* _Was zu tun ist_
Aktualisiere den Abschnitt vom Anfang der Zeilen bis einschließlich der Zeile mit „square-j9[interactable]: ♜: [415, 1, 460, 46]“, indem du dort „piece-glyph“ durch „piece-symbol“ ersetzt und alles andere unverändert lässt. Gib nur diesen Abschnitt aus.

---------------

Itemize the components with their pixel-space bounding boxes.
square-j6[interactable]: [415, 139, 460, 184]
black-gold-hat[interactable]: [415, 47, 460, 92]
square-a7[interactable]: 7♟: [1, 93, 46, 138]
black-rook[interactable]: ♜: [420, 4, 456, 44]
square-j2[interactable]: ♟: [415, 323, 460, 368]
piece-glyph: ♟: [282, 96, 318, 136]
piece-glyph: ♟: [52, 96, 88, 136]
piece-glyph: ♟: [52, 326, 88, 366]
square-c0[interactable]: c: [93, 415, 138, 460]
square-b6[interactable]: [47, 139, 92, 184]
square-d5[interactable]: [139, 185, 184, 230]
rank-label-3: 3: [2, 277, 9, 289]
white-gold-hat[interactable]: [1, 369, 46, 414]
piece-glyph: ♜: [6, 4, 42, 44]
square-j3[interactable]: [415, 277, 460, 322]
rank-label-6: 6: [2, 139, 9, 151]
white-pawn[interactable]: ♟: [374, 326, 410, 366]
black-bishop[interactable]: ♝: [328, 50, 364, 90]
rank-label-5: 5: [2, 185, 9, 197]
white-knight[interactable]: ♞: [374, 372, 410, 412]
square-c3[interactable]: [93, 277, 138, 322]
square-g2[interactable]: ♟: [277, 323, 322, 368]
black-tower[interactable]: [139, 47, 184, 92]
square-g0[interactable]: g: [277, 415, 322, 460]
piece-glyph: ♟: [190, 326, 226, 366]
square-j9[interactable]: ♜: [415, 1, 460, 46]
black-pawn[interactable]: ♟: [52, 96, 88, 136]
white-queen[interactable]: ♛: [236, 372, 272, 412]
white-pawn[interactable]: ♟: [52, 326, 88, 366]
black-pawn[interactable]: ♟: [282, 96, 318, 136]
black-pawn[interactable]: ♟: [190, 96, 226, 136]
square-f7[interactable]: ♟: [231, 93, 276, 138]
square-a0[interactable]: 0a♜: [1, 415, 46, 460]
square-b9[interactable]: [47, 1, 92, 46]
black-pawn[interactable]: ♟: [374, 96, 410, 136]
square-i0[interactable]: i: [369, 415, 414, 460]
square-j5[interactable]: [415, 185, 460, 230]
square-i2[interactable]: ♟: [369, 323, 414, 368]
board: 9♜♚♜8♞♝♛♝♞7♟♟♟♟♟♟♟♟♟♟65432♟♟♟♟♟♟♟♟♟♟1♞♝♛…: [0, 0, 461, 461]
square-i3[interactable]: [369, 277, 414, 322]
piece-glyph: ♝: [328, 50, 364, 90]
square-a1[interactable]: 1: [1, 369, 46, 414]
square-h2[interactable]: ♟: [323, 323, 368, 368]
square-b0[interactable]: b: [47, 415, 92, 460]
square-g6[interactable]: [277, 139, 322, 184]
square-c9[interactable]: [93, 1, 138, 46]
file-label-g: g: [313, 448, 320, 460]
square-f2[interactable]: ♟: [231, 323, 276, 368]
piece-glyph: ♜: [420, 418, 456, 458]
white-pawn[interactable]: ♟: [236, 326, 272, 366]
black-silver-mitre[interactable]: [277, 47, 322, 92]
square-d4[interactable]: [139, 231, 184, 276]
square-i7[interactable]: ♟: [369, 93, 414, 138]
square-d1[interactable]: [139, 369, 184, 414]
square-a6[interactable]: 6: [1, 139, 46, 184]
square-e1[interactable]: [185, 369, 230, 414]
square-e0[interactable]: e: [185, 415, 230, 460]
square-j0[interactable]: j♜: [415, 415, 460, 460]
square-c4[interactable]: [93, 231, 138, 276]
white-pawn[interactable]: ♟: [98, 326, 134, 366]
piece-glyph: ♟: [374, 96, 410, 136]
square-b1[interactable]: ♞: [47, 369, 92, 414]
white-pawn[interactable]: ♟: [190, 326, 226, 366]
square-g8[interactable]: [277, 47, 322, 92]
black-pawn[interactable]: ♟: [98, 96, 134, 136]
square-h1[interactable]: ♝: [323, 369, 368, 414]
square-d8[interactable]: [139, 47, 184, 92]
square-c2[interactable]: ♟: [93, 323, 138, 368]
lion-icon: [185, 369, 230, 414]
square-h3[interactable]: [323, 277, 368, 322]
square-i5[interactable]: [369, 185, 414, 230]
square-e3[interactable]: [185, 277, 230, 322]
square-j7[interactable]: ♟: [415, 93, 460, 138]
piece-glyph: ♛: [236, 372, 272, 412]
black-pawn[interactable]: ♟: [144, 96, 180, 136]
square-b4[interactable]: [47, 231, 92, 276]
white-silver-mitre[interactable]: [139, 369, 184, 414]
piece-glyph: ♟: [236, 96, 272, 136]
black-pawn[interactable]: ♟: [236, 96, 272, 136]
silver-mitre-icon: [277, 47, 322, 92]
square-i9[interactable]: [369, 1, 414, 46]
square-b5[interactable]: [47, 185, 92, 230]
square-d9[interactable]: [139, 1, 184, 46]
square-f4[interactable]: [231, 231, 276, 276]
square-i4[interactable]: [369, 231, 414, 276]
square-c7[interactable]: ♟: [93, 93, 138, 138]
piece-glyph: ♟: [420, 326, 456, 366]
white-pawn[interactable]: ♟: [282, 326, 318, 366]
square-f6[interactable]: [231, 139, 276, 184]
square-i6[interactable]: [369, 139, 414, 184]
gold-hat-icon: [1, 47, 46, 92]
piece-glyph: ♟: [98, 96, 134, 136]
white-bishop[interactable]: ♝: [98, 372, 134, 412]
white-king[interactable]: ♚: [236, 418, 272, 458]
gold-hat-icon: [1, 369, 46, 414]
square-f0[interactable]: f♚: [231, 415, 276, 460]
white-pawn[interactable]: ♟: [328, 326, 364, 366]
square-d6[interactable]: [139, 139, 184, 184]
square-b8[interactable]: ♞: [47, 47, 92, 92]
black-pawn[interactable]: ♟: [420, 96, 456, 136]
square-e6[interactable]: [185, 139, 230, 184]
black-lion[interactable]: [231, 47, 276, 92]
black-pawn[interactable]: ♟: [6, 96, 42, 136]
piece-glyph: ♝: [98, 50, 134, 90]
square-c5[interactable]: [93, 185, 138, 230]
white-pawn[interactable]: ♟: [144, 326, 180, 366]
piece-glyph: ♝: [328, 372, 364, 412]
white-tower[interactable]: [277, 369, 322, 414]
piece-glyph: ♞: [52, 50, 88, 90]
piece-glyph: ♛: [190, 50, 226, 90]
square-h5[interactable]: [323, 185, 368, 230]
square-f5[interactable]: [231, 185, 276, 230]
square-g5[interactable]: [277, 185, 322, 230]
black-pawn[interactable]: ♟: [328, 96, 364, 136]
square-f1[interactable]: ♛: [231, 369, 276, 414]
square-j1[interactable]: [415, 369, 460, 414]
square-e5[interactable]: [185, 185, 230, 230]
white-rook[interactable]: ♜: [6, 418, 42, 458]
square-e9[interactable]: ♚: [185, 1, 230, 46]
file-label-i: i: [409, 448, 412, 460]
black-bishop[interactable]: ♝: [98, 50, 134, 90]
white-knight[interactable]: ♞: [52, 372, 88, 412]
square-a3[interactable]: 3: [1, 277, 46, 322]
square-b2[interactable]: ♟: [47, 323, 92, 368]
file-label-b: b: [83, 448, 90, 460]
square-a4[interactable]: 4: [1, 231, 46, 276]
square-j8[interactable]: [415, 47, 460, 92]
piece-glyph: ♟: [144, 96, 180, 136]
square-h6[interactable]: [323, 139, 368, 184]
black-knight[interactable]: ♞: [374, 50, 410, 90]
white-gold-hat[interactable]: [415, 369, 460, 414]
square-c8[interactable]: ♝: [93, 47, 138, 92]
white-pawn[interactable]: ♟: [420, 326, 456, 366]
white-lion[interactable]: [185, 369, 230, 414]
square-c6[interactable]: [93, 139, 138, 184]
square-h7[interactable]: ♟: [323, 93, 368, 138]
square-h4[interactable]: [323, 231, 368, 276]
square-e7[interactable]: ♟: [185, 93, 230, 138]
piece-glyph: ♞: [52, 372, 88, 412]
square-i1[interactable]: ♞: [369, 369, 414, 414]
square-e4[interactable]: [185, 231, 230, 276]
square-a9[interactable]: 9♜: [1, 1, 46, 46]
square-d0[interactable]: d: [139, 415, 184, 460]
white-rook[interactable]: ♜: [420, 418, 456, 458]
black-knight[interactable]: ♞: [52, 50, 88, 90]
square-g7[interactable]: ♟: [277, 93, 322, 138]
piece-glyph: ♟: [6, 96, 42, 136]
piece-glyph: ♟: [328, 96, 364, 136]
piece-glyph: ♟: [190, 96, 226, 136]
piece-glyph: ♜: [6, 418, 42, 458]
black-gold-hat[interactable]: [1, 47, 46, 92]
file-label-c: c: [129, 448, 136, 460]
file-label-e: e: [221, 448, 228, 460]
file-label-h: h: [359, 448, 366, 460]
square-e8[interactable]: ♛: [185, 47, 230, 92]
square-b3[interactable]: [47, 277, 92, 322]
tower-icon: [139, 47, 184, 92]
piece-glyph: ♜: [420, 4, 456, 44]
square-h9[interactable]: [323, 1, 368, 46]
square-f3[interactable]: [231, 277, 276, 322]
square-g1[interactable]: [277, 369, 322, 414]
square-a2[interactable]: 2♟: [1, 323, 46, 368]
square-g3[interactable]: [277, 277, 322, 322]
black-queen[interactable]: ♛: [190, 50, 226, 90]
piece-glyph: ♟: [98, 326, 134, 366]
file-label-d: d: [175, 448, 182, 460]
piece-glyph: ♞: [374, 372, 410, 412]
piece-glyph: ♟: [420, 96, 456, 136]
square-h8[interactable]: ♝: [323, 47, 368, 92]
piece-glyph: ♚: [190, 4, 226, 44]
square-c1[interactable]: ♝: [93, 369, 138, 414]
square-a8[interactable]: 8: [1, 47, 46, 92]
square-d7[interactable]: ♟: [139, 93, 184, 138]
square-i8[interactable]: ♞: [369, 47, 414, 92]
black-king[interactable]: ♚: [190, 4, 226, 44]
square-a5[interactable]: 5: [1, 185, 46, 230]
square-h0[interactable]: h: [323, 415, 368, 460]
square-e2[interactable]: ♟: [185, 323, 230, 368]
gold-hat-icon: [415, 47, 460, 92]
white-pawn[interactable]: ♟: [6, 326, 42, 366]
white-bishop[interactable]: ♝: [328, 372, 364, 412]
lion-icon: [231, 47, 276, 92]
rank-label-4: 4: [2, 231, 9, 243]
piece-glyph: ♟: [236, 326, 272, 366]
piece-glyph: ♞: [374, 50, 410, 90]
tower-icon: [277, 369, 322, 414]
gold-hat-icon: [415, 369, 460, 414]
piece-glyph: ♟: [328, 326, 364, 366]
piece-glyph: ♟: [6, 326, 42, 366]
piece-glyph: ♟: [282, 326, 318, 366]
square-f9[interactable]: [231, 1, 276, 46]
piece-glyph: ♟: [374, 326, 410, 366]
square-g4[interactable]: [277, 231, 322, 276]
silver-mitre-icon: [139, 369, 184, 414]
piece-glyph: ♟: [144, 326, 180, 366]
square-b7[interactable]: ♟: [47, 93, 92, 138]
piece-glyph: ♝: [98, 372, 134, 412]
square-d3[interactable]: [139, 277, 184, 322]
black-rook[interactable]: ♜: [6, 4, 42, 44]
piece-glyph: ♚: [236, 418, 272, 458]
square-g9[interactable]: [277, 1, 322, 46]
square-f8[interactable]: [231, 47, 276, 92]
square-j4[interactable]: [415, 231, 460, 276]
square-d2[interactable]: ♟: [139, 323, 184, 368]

---------------

* _Lösung_
Itemize the components with their pixel-space bounding boxes.
square-j6[interactable]: [415, 139, 460, 184]
black-gold-hat[interactable]: [415, 47, 460, 92]
square-a7[interactable]: 7♟: [1, 93, 46, 138]
black-rook[interactable]: ♜: [420, 4, 456, 44]
square-j2[interactable]: ♟: [415, 323, 460, 368]
piece-symbol: ♟: [282, 96, 318, 136]
piece-symbol: ♟: [52, 96, 88, 136]
piece-symbol: ♟: [52, 326, 88, 366]
square-c0[interactable]: c: [93, 415, 138, 460]
square-b6[interactable]: [47, 139, 92, 184]
square-d5[interactable]: [139, 185, 184, 230]
rank-label-3: 3: [2, 277, 9, 289]
white-gold-hat[interactable]: [1, 369, 46, 414]
piece-symbol: ♜: [6, 4, 42, 44]
square-j3[interactable]: [415, 277, 460, 322]
rank-label-6: 6: [2, 139, 9, 151]
white-pawn[interactable]: ♟: [374, 326, 410, 366]
black-bishop[interactable]: ♝: [328, 50, 364, 90]
rank-label-5: 5: [2, 185, 9, 197]
white-knight[interactable]: ♞: [374, 372, 410, 412]
square-c3[interactable]: [93, 277, 138, 322]
square-g2[interactable]: ♟: [277, 323, 322, 368]
black-tower[interactable]: [139, 47, 184, 92]
square-g0[interactable]: g: [277, 415, 322, 460]
piece-symbol: ♟: [190, 326, 226, 366]
square-j9[interactable]: ♜: [415, 1, 460, 46]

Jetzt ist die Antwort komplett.